▶ [WHAT TO WORK ON] Go through the entries below and print each one exactly, leaving out pictures.

Dataset entries

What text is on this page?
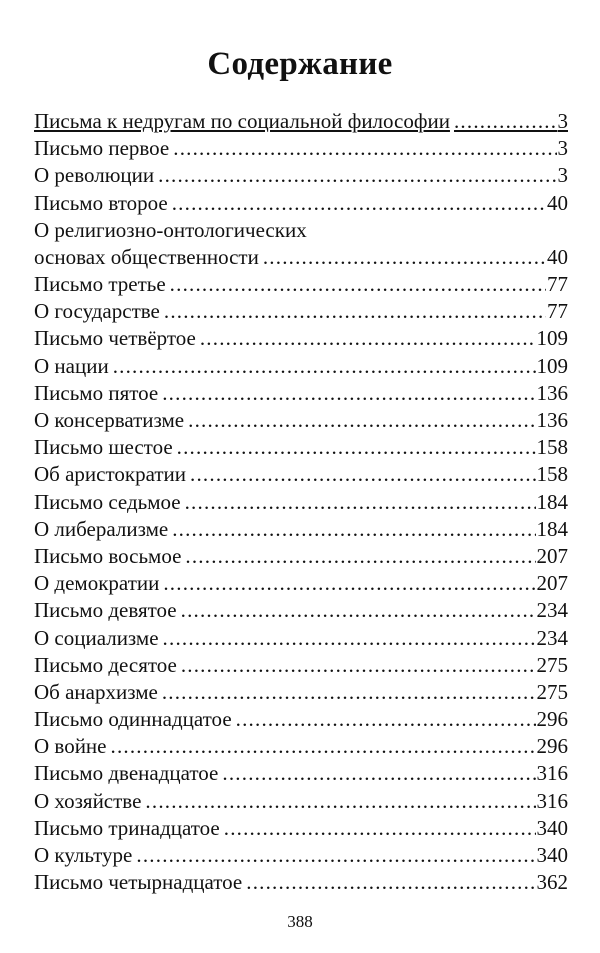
Содержание
Письма к недругам по социальной философии .....	3
Письмо первое .....	3
О революции .....	3
Письмо второе .....	40
О религиозно-онтологических
основах общественности .....	40
Письмо третье .....	77
О государстве .....	77
Письмо четвёртое .....	109
О нации .....	109
Письмо пятое .....	136
О консерватизме .....	136
Письмо шестое .....	158
Об аристократии .....	158
Письмо седьмое .....	184
О либерализме .....	184
Письмо восьмое .....	207
О демократии .....	207
Письмо девятое .....	234
О социализме .....	234
Письмо десятое .....	275
Об анархизме .....	275
Письмо одиннадцатое .....	296
О войне .....	296
Письмо двенадцатое .....	316
О хозяйстве .....	316
Письмо тринадцатое .....	340
О культуре .....	340
Письмо четырнадцатое .....	362
388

▶ [SOLUTION FOR THIS TASK]
What text is on this page?
Содержание
Письма к недругам по социальной философии .....	3
Письмо первое .....	3
О революции .....	3
Письмо второе .....	40
О религиозно-онтологических
основах общественности .....	40
Письмо третье .....	77
О государстве .....	77
Письмо четвёртое .....	109
О нации .....	109
Письмо пятое .....	136
О консерватизме .....	136
Письмо шестое .....	158
Об аристократии .....	158
Письмо седьмое .....	184
О либерализме .....	184
Письмо восьмое .....	207
О демократии .....	207
Письмо девятое .....	234
О социализме .....	234
Письмо десятое .....	275
Об анархизме .....	275
Письмо одиннадцатое .....	296
О войне .....	296
Письмо двенадцатое .....	316
О хозяйстве .....	316
Письмо тринадцатое .....	340
О культуре .....	340
Письмо четырнадцатое .....	362
388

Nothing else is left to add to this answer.